Extracted records
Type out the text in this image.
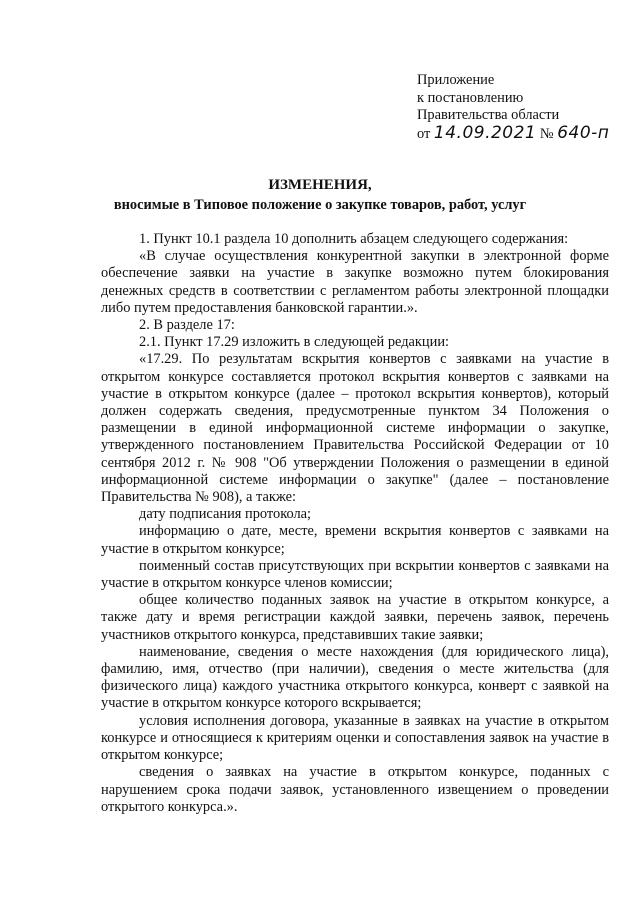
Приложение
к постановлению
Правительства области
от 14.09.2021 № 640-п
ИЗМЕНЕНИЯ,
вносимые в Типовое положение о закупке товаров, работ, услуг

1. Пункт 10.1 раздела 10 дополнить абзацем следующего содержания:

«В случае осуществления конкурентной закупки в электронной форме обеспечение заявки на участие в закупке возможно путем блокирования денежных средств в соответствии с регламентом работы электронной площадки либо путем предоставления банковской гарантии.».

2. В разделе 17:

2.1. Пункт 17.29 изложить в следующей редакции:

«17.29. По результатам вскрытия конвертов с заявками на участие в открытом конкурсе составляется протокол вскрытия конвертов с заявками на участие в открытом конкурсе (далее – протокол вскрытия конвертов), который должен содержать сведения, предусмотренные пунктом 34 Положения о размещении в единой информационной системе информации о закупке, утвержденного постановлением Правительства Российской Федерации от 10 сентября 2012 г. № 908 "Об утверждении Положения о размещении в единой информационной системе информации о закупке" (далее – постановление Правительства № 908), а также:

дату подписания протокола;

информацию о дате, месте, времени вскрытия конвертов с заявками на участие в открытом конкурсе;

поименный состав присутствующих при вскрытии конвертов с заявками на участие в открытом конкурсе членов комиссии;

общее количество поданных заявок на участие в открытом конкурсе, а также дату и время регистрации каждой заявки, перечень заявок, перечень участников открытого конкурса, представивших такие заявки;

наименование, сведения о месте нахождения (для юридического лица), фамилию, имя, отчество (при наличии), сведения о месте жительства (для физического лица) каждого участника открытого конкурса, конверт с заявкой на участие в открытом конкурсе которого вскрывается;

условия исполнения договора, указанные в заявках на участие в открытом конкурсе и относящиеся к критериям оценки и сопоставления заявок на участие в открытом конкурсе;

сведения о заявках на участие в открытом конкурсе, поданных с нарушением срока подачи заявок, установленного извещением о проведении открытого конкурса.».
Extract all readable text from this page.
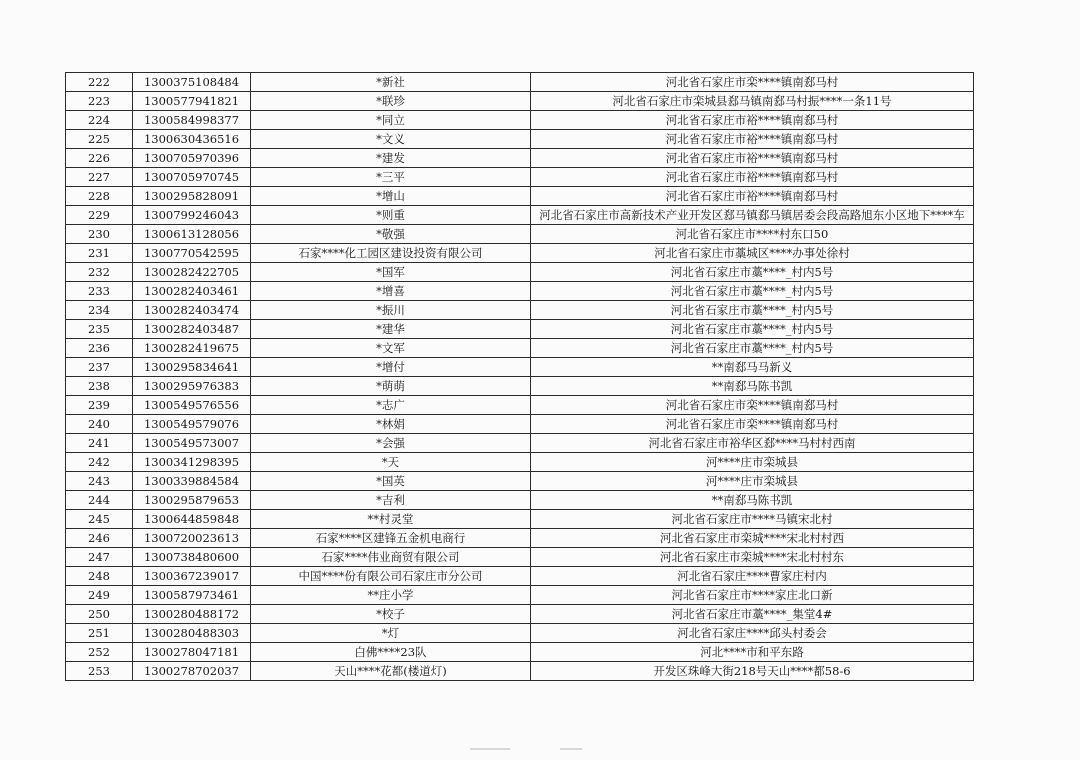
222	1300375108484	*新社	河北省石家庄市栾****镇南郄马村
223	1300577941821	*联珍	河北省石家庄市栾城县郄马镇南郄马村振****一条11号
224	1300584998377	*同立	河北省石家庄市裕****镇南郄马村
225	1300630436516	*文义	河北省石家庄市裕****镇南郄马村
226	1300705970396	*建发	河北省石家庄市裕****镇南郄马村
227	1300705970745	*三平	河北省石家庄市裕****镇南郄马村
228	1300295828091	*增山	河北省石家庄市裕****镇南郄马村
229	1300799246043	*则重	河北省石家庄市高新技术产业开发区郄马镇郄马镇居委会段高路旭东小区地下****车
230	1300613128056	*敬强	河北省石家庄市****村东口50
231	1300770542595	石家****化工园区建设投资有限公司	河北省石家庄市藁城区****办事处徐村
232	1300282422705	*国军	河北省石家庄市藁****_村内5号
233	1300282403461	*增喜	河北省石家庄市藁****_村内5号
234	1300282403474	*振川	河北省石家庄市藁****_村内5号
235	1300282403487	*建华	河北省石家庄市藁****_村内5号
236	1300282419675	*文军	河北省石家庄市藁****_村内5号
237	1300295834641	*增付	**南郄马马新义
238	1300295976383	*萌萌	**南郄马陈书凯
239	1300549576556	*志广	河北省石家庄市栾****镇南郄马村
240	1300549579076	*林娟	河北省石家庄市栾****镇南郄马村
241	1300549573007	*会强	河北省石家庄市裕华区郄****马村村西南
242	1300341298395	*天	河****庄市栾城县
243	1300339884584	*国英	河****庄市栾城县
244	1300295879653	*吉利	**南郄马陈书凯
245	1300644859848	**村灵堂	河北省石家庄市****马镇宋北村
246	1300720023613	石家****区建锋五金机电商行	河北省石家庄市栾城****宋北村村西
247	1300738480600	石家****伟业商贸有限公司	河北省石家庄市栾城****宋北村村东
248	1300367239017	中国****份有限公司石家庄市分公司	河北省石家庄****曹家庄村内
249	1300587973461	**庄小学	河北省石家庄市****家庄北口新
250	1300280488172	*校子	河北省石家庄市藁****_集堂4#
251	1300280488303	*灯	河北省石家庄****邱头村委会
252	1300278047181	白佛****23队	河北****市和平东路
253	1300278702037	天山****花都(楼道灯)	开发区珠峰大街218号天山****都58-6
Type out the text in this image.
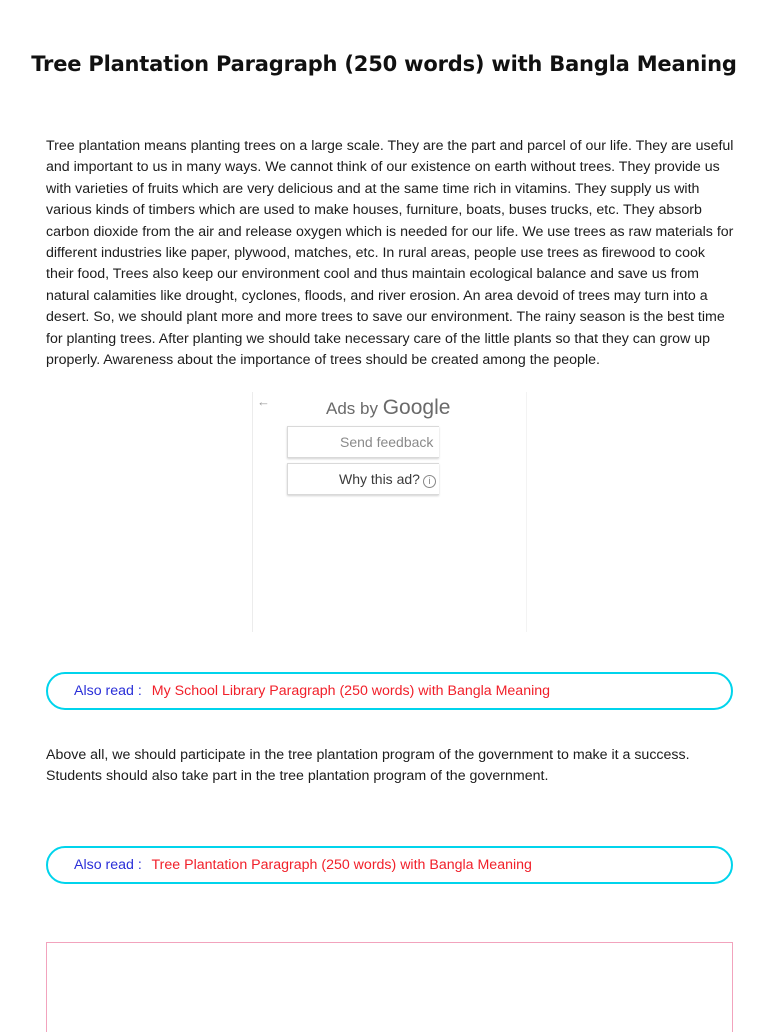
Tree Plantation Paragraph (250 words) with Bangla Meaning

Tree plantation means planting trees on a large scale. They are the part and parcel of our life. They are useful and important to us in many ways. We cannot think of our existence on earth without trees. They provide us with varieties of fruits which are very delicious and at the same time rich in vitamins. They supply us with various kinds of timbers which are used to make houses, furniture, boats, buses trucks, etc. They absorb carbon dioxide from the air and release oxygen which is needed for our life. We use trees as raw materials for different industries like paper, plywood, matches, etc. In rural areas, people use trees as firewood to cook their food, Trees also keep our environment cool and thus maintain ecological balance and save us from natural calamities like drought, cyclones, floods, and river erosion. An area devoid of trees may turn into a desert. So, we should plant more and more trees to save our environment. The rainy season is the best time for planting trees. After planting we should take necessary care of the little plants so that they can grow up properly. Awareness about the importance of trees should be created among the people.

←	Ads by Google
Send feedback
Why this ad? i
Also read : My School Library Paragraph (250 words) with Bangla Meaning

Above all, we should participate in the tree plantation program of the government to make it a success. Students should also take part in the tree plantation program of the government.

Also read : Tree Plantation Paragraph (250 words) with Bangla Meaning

### Task directions
Write out all the entries exactly, except for the pictures.

### Result for this exercise
Type out the text in this image.
Приложение
к постановлению
Правительства области
от 14.09.2021 № 640-п
ИЗМЕНЕНИЯ,
вносимые в Типовое положение о закупке товаров, работ, услуг

1. Пункт 10.1 раздела 10 дополнить абзацем следующего содержания:

«В случае осуществления конкурентной закупки в электронной форме обеспечение заявки на участие в закупке возможно путем блокирования денежных средств в соответствии с регламентом работы электронной площадки либо путем предоставления банковской гарантии.».

2. В разделе 17:

2.1. Пункт 17.29 изложить в следующей редакции:

«17.29. По результатам вскрытия конвертов с заявками на участие в открытом конкурсе составляется протокол вскрытия конвертов с заявками на участие в открытом конкурсе (далее – протокол вскрытия конвертов), который должен содержать сведения, предусмотренные пунктом 34 Положения о размещении в единой информационной системе информации о закупке, утвержденного постановлением Правительства Российской Федерации от 10 сентября 2012 г. № 908 "Об утверждении Положения о размещении в единой информационной системе информации о закупке" (далее – постановление Правительства № 908), а также:

дату подписания протокола;

информацию о дате, месте, времени вскрытия конвертов с заявками на участие в открытом конкурсе;

поименный состав присутствующих при вскрытии конвертов с заявками на участие в открытом конкурсе членов комиссии;

общее количество поданных заявок на участие в открытом конкурсе, а также дату и время регистрации каждой заявки, перечень заявок, перечень участников открытого конкурса, представивших такие заявки;

наименование, сведения о месте нахождения (для юридического лица), фамилию, имя, отчество (при наличии), сведения о месте жительства (для физического лица) каждого участника открытого конкурса, конверт с заявкой на участие в открытом конкурсе которого вскрывается;

условия исполнения договора, указанные в заявках на участие в открытом конкурсе и относящиеся к критериям оценки и сопоставления заявок на участие в открытом конкурсе;

сведения о заявках на участие в открытом конкурсе, поданных с нарушением срока подачи заявок, установленного извещением о проведении открытого конкурса.».
Extract all readable text from this page.
222	1300375108484	*新社	河北省石家庄市栾****镇南郄马村
223	1300577941821	*联珍	河北省石家庄市栾城县郄马镇南郄马村振****一条11号
224	1300584998377	*同立	河北省石家庄市裕****镇南郄马村
225	1300630436516	*文义	河北省石家庄市裕****镇南郄马村
226	1300705970396	*建发	河北省石家庄市裕****镇南郄马村
227	1300705970745	*三平	河北省石家庄市裕****镇南郄马村
228	1300295828091	*增山	河北省石家庄市裕****镇南郄马村
229	1300799246043	*则重	河北省石家庄市高新技术产业开发区郄马镇郄马镇居委会段高路旭东小区地下****车
230	1300613128056	*敬强	河北省石家庄市****村东口50
231	1300770542595	石家****化工园区建设投资有限公司	河北省石家庄市藁城区****办事处徐村
232	1300282422705	*国军	河北省石家庄市藁****_村内5号
233	1300282403461	*增喜	河北省石家庄市藁****_村内5号
234	1300282403474	*振川	河北省石家庄市藁****_村内5号
235	1300282403487	*建华	河北省石家庄市藁****_村内5号
236	1300282419675	*文军	河北省石家庄市藁****_村内5号
237	1300295834641	*增付	**南郄马马新义
238	1300295976383	*萌萌	**南郄马陈书凯
239	1300549576556	*志广	河北省石家庄市栾****镇南郄马村
240	1300549579076	*林娟	河北省石家庄市栾****镇南郄马村
241	1300549573007	*会强	河北省石家庄市裕华区郄****马村村西南
242	1300341298395	*天	河****庄市栾城县
243	1300339884584	*国英	河****庄市栾城县
244	1300295879653	*吉利	**南郄马陈书凯
245	1300644859848	**村灵堂	河北省石家庄市****马镇宋北村
246	1300720023613	石家****区建锋五金机电商行	河北省石家庄市栾城****宋北村村西
247	1300738480600	石家****伟业商贸有限公司	河北省石家庄市栾城****宋北村村东
248	1300367239017	中国****份有限公司石家庄市分公司	河北省石家庄****曹家庄村内
249	1300587973461	**庄小学	河北省石家庄市****家庄北口新
250	1300280488172	*校子	河北省石家庄市藁****_集堂4#
251	1300280488303	*灯	河北省石家庄****邱头村委会
252	1300278047181	白佛****23队	河北****市和平东路
253	1300278702037	天山****花都(楼道灯)	开发区珠峰大街218号天山****都58-6
Type out the text in this image.
Tree Plantation Paragraph (250 words) with Bangla Meaning

Tree plantation means planting trees on a large scale. They are the part and parcel of our life. They are useful and important to us in many ways. We cannot think of our existence on earth without trees. They provide us with varieties of fruits which are very delicious and at the same time rich in vitamins. They supply us with various kinds of timbers which are used to make houses, furniture, boats, buses trucks, etc. They absorb carbon dioxide from the air and release oxygen which is needed for our life. We use trees as raw materials for different industries like paper, plywood, matches, etc. In rural areas, people use trees as firewood to cook their food, Trees also keep our environment cool and thus maintain ecological balance and save us from natural calamities like drought, cyclones, floods, and river erosion. An area devoid of trees may turn into a desert. So, we should plant more and more trees to save our environment. The rainy season is the best time for planting trees. After planting we should take necessary care of the little plants so that they can grow up properly. Awareness about the importance of trees should be created among the people.

←	Ads by Google
Send feedback
Why this ad? i
Also read : My School Library Paragraph (250 words) with Bangla Meaning

Above all, we should participate in the tree plantation program of the government to make it a success. Students should also take part in the tree plantation program of the government.

Also read : Tree Plantation Paragraph (250 words) with Bangla Meaning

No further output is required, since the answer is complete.